╭─ Input rows
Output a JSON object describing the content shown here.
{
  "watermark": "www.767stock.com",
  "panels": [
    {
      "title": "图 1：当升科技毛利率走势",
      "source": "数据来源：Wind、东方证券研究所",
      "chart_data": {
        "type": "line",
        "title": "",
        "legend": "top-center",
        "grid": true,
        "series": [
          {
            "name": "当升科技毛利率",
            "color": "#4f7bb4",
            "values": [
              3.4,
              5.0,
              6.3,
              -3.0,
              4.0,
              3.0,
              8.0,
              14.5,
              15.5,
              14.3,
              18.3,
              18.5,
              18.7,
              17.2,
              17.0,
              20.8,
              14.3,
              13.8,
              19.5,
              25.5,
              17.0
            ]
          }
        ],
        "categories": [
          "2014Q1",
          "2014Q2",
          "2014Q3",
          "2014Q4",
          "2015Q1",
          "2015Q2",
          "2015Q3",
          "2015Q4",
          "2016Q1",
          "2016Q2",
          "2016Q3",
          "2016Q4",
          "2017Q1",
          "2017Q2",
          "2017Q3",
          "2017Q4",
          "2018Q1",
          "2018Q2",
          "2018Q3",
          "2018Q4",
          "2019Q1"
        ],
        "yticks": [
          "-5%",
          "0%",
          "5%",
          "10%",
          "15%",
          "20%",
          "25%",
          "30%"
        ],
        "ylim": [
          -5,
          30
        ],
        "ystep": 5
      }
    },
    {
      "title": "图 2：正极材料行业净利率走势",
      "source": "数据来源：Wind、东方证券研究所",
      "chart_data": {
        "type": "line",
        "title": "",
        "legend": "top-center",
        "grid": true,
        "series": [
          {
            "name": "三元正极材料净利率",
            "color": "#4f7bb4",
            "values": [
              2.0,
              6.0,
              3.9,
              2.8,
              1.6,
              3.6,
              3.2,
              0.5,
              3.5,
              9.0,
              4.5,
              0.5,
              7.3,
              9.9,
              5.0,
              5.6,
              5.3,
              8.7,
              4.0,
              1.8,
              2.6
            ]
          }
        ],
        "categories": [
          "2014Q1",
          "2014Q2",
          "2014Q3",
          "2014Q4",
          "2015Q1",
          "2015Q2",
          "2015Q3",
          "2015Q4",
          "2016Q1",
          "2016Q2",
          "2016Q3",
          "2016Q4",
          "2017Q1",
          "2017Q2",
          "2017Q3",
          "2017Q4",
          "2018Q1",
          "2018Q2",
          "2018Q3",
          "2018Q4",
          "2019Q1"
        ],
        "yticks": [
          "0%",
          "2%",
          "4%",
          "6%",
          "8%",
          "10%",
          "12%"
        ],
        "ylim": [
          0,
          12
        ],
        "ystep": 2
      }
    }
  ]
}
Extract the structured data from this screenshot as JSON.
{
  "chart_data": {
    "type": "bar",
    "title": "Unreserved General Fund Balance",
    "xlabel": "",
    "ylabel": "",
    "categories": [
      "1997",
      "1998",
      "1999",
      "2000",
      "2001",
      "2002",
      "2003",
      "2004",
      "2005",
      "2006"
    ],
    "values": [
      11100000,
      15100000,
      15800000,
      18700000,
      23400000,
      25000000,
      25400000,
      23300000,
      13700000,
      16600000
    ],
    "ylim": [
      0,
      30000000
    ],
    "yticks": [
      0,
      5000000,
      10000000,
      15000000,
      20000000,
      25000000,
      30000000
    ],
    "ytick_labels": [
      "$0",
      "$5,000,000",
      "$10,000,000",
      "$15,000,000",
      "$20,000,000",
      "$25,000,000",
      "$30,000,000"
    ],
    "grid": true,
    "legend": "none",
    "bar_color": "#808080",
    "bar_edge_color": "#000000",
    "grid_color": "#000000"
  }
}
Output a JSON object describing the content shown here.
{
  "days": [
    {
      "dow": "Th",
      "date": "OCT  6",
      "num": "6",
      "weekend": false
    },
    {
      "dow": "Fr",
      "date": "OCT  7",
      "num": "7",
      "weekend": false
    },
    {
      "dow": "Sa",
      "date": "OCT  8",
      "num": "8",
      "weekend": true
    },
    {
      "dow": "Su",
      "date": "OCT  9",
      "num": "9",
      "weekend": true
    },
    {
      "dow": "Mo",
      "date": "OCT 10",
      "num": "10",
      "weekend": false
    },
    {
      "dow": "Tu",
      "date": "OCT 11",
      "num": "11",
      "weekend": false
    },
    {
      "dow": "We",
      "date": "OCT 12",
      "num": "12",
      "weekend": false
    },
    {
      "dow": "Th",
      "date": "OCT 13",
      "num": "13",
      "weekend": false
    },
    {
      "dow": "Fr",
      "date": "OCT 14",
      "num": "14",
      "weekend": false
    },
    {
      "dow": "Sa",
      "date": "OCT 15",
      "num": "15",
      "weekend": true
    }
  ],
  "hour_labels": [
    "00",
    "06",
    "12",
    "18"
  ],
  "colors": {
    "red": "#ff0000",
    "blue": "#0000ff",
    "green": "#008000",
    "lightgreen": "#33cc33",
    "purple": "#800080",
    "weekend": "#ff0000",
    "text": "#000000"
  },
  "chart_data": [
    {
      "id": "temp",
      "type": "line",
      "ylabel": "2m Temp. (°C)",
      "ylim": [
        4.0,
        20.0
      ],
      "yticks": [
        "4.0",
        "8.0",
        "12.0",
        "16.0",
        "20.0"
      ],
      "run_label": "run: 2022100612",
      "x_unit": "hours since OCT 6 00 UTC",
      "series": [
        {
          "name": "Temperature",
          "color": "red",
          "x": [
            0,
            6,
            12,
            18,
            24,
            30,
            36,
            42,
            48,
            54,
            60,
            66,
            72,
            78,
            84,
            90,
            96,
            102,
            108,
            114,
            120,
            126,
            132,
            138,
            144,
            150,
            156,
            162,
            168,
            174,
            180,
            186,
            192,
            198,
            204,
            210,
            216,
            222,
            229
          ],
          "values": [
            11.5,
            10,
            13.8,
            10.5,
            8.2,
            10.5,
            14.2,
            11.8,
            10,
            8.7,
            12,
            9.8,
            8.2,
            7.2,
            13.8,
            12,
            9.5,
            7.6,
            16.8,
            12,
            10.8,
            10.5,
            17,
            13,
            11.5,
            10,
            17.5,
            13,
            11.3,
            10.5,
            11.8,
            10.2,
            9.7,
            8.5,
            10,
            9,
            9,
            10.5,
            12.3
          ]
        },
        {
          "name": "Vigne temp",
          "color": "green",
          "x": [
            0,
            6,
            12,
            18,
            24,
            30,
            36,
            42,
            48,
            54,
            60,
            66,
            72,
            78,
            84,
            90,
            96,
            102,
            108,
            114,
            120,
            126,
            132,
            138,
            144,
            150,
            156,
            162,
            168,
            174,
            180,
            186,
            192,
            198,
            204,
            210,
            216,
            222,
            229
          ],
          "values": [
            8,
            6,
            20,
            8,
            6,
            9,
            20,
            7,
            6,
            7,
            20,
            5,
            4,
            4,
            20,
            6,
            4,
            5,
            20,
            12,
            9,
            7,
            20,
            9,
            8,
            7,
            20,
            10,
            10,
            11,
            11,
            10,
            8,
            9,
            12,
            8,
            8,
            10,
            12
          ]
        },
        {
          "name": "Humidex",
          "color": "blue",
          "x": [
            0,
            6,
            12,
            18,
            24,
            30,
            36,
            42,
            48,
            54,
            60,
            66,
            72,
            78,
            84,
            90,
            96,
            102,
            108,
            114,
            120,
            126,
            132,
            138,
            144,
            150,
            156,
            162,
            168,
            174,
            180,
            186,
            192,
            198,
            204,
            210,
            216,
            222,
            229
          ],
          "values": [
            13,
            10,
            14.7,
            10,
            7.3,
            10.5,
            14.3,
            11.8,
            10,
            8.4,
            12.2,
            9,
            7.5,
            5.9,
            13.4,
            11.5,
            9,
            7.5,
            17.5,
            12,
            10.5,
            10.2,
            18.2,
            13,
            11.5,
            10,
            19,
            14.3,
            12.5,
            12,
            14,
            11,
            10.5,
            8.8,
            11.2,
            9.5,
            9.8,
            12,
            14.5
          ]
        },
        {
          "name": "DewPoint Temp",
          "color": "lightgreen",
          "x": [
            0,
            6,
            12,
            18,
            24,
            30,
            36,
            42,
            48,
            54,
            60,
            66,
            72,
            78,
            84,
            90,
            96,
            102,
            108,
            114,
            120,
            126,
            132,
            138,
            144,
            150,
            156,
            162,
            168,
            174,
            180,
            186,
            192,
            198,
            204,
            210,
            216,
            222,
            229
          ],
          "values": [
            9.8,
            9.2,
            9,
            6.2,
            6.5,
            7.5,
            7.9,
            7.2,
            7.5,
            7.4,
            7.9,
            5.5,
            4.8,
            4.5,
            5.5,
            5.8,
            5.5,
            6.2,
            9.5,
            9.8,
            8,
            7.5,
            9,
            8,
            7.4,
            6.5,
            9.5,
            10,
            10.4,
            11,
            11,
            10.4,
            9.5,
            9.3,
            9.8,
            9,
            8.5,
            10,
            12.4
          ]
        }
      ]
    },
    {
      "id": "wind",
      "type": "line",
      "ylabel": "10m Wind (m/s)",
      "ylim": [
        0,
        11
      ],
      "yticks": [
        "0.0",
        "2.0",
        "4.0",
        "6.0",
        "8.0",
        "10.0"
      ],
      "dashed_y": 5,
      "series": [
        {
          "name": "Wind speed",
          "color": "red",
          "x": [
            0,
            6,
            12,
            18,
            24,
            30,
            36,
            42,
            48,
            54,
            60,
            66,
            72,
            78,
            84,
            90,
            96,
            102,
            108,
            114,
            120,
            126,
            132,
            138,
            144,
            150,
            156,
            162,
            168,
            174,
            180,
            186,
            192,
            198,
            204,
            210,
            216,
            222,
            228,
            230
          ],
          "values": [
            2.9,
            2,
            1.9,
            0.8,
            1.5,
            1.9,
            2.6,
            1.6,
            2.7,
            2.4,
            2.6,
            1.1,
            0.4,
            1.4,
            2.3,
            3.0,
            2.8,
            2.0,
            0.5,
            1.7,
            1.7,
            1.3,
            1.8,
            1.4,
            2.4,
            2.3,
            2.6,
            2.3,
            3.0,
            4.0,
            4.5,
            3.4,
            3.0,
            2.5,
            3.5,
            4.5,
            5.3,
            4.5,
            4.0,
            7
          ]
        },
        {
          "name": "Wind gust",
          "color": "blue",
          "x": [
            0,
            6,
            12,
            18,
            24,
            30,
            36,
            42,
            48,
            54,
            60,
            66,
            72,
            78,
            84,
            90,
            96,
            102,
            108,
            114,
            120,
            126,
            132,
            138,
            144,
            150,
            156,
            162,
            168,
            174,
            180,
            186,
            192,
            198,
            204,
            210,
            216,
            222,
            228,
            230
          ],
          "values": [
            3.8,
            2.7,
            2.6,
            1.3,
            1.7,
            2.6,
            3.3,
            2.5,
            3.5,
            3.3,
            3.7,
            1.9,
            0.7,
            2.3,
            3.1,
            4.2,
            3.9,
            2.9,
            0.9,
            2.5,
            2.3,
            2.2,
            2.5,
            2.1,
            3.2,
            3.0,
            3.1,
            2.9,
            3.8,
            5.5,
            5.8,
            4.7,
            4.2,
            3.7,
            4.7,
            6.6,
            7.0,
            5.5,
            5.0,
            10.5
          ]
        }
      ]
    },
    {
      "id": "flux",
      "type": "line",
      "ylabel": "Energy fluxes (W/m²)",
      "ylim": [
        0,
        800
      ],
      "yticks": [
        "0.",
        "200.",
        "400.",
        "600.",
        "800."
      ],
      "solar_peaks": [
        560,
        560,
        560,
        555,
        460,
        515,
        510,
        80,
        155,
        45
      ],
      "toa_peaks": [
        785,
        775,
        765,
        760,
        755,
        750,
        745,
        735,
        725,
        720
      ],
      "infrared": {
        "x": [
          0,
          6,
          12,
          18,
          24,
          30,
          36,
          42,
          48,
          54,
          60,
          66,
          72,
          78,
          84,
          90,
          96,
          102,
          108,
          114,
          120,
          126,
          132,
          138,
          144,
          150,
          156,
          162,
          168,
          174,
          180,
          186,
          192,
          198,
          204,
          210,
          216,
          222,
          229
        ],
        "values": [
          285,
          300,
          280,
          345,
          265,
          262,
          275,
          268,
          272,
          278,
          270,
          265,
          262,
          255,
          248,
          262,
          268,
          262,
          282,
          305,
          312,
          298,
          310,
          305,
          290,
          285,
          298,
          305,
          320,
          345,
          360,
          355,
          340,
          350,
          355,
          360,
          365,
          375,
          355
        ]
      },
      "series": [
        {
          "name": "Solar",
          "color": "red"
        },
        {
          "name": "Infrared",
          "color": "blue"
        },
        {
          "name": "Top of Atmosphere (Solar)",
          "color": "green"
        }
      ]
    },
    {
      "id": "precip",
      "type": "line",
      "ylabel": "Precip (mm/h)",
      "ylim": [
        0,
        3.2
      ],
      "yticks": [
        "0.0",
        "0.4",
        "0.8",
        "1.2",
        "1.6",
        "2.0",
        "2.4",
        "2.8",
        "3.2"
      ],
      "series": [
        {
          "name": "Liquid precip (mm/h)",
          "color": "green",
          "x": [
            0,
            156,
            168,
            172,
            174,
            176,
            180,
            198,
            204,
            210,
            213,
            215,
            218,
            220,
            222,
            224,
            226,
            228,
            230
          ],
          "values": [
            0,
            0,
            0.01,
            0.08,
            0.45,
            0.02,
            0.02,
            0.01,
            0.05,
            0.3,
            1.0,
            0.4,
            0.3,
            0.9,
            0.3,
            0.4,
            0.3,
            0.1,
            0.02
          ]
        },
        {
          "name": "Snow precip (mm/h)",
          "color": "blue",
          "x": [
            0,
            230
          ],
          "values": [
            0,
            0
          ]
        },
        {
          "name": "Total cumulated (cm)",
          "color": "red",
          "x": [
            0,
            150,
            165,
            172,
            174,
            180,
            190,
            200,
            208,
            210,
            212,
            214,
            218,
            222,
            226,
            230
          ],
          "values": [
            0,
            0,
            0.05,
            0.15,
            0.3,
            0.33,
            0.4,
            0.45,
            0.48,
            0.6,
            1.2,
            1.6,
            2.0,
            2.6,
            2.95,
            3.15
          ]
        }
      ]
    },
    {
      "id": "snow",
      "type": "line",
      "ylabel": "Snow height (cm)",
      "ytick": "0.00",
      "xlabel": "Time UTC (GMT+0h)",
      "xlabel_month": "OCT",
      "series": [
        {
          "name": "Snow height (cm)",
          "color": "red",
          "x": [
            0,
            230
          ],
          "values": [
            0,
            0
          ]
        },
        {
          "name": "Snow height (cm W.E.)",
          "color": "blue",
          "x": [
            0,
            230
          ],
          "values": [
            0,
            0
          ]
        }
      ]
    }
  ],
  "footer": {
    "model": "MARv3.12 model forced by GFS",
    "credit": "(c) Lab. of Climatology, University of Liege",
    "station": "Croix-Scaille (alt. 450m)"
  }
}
╰─
### Instructions for the task
Select every line above that contains the word "title", and copy it.

### Response
      "title": "图 1：当升科技毛利率走势",
        "title": "",
      "title": "图 2：正极材料行业净利率走势",
        "title": "",
    "title": "Unreserved General Fund Balance",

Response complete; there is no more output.